▶ **MATERIAL**

▼▼▼

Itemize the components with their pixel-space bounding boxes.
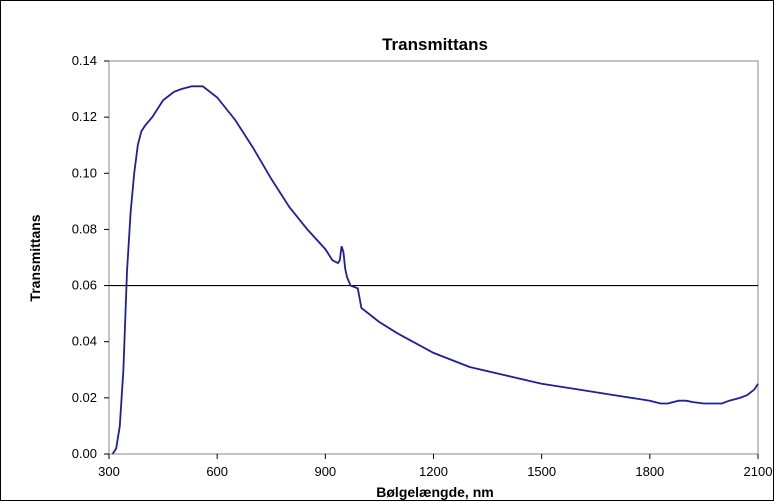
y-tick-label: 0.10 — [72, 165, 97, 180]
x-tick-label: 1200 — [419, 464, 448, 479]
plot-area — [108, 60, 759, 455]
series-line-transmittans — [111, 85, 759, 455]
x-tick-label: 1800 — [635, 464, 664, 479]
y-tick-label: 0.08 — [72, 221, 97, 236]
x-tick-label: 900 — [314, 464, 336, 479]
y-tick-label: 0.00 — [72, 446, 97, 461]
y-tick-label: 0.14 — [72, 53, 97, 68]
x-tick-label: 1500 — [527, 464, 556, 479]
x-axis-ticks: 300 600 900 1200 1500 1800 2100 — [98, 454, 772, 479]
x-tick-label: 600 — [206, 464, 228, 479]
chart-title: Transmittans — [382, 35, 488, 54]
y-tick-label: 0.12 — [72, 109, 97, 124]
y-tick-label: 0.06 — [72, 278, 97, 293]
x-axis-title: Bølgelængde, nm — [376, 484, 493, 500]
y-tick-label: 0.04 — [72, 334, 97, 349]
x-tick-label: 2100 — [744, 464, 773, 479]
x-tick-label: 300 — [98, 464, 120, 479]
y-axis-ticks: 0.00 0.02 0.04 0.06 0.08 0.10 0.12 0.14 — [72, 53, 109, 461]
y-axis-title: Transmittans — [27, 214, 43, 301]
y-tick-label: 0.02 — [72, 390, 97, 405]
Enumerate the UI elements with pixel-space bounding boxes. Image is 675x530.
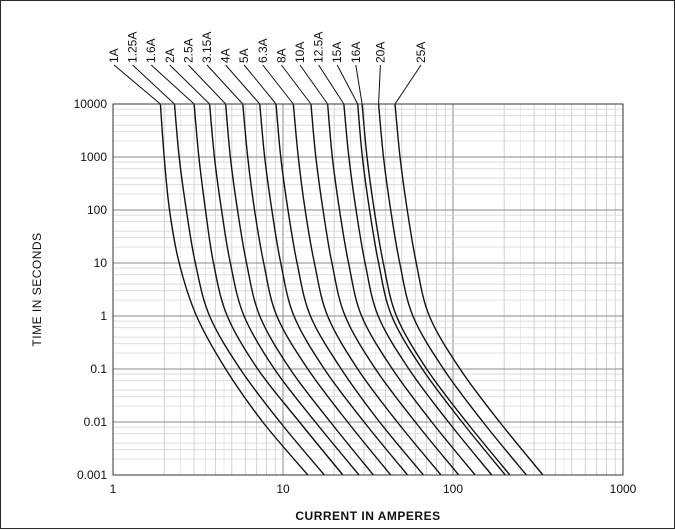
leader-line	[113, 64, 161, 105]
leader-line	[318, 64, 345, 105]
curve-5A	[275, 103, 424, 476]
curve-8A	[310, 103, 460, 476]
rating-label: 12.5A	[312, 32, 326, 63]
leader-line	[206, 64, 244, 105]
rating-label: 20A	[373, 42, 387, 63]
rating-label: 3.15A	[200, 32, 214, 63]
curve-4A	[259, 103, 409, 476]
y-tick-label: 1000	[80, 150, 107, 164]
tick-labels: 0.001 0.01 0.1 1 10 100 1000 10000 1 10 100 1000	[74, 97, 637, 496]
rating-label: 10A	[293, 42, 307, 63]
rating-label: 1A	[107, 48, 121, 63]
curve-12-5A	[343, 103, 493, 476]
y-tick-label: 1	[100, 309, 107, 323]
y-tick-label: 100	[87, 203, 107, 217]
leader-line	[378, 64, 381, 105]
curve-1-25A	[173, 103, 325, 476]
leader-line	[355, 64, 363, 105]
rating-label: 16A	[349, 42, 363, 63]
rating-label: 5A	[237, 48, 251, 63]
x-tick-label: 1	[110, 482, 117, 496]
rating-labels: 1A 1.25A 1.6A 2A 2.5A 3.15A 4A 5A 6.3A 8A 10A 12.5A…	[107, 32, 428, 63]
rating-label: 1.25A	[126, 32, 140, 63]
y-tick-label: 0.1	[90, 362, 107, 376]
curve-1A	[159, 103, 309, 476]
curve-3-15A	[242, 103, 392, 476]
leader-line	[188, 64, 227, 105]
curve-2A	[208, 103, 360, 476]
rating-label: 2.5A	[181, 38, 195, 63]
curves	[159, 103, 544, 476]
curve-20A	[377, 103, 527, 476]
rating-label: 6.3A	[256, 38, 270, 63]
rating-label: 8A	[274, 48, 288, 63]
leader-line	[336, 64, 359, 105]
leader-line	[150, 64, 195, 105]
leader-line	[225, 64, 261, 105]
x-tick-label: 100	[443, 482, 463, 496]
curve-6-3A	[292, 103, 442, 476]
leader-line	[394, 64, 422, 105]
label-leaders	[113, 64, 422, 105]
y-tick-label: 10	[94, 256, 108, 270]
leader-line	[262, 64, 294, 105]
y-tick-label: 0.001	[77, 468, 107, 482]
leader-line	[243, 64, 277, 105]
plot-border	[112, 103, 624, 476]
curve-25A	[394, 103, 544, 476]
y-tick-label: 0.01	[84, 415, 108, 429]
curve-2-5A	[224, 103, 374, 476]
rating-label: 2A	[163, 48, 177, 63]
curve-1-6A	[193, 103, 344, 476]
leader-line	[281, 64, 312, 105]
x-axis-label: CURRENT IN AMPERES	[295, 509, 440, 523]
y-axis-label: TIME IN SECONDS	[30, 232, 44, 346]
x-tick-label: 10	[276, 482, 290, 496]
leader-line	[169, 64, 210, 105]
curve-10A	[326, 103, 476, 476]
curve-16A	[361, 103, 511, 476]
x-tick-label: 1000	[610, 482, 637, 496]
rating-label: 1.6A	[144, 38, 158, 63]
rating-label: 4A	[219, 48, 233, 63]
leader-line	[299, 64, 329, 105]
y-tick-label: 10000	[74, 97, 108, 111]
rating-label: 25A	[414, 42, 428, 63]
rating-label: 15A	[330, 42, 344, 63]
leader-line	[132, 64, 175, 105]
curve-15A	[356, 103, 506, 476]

▲▲▲

▶ **EXERCISE INSTRUCTIONS**
Reproduce all of the entries above exactly as they appear, leaving out the pictures.

▶ **FULL OUTPUT**
Itemize the components with their pixel-space bounding boxes.
y-tick-label: 0.10 — [72, 165, 97, 180]
x-tick-label: 1200 — [419, 464, 448, 479]
plot-area — [108, 60, 759, 455]
series-line-transmittans — [111, 85, 759, 455]
x-tick-label: 1800 — [635, 464, 664, 479]
y-tick-label: 0.08 — [72, 221, 97, 236]
x-tick-label: 900 — [314, 464, 336, 479]
y-tick-label: 0.00 — [72, 446, 97, 461]
y-tick-label: 0.14 — [72, 53, 97, 68]
x-tick-label: 1500 — [527, 464, 556, 479]
x-axis-ticks: 300 600 900 1200 1500 1800 2100 — [98, 454, 772, 479]
x-tick-label: 600 — [206, 464, 228, 479]
chart-title: Transmittans — [382, 35, 488, 54]
y-tick-label: 0.12 — [72, 109, 97, 124]
y-tick-label: 0.06 — [72, 278, 97, 293]
x-axis-title: Bølgelængde, nm — [376, 484, 493, 500]
y-tick-label: 0.04 — [72, 334, 97, 349]
x-tick-label: 2100 — [744, 464, 773, 479]
x-tick-label: 300 — [98, 464, 120, 479]
y-axis-ticks: 0.00 0.02 0.04 0.06 0.08 0.10 0.12 0.14 — [72, 53, 109, 461]
y-axis-title: Transmittans — [27, 214, 43, 301]
y-tick-label: 0.02 — [72, 390, 97, 405]
Enumerate the UI elements with pixel-space bounding boxes. Image is 675x530.
leader-line	[113, 64, 161, 105]
leader-line	[318, 64, 345, 105]
curve-5A	[275, 103, 424, 476]
curve-8A	[310, 103, 460, 476]
rating-label: 12.5A	[312, 32, 326, 63]
leader-line	[206, 64, 244, 105]
rating-label: 20A	[373, 42, 387, 63]
rating-label: 3.15A	[200, 32, 214, 63]
curve-4A	[259, 103, 409, 476]
y-tick-label: 1000	[80, 150, 107, 164]
tick-labels: 0.001 0.01 0.1 1 10 100 1000 10000 1 10 100 1000	[74, 97, 637, 496]
rating-label: 10A	[293, 42, 307, 63]
rating-label: 1A	[107, 48, 121, 63]
curve-12-5A	[343, 103, 493, 476]
y-tick-label: 1	[100, 309, 107, 323]
y-tick-label: 100	[87, 203, 107, 217]
leader-line	[378, 64, 381, 105]
curve-1-25A	[173, 103, 325, 476]
leader-line	[355, 64, 363, 105]
rating-label: 16A	[349, 42, 363, 63]
rating-label: 5A	[237, 48, 251, 63]
x-tick-label: 1	[110, 482, 117, 496]
rating-labels: 1A 1.25A 1.6A 2A 2.5A 3.15A 4A 5A 6.3A 8A 10A 12.5A…	[107, 32, 428, 63]
rating-label: 1.25A	[126, 32, 140, 63]
y-tick-label: 0.1	[90, 362, 107, 376]
curve-1A	[159, 103, 309, 476]
curve-3-15A	[242, 103, 392, 476]
leader-line	[188, 64, 227, 105]
curve-2A	[208, 103, 360, 476]
rating-label: 2.5A	[181, 38, 195, 63]
curves	[159, 103, 544, 476]
curve-20A	[377, 103, 527, 476]
rating-label: 6.3A	[256, 38, 270, 63]
rating-label: 8A	[274, 48, 288, 63]
leader-line	[336, 64, 359, 105]
leader-line	[150, 64, 195, 105]
leader-line	[225, 64, 261, 105]
x-tick-label: 100	[443, 482, 463, 496]
curve-6-3A	[292, 103, 442, 476]
leader-line	[394, 64, 422, 105]
label-leaders	[113, 64, 422, 105]
y-tick-label: 10	[94, 256, 108, 270]
leader-line	[262, 64, 294, 105]
y-tick-label: 0.001	[77, 468, 107, 482]
leader-line	[243, 64, 277, 105]
plot-border	[112, 103, 624, 476]
curve-25A	[394, 103, 544, 476]
y-tick-label: 0.01	[84, 415, 108, 429]
curve-2-5A	[224, 103, 374, 476]
rating-label: 2A	[163, 48, 177, 63]
curve-1-6A	[193, 103, 344, 476]
leader-line	[281, 64, 312, 105]
x-axis-label: CURRENT IN AMPERES	[295, 509, 440, 523]
y-axis-label: TIME IN SECONDS	[30, 232, 44, 346]
x-tick-label: 10	[276, 482, 290, 496]
leader-line	[169, 64, 210, 105]
curve-10A	[326, 103, 476, 476]
curve-16A	[361, 103, 511, 476]
x-tick-label: 1000	[610, 482, 637, 496]
rating-label: 1.6A	[144, 38, 158, 63]
rating-label: 4A	[219, 48, 233, 63]
leader-line	[299, 64, 329, 105]
y-tick-label: 10000	[74, 97, 108, 111]
rating-label: 25A	[414, 42, 428, 63]
rating-label: 15A	[330, 42, 344, 63]
leader-line	[132, 64, 175, 105]
curve-15A	[356, 103, 506, 476]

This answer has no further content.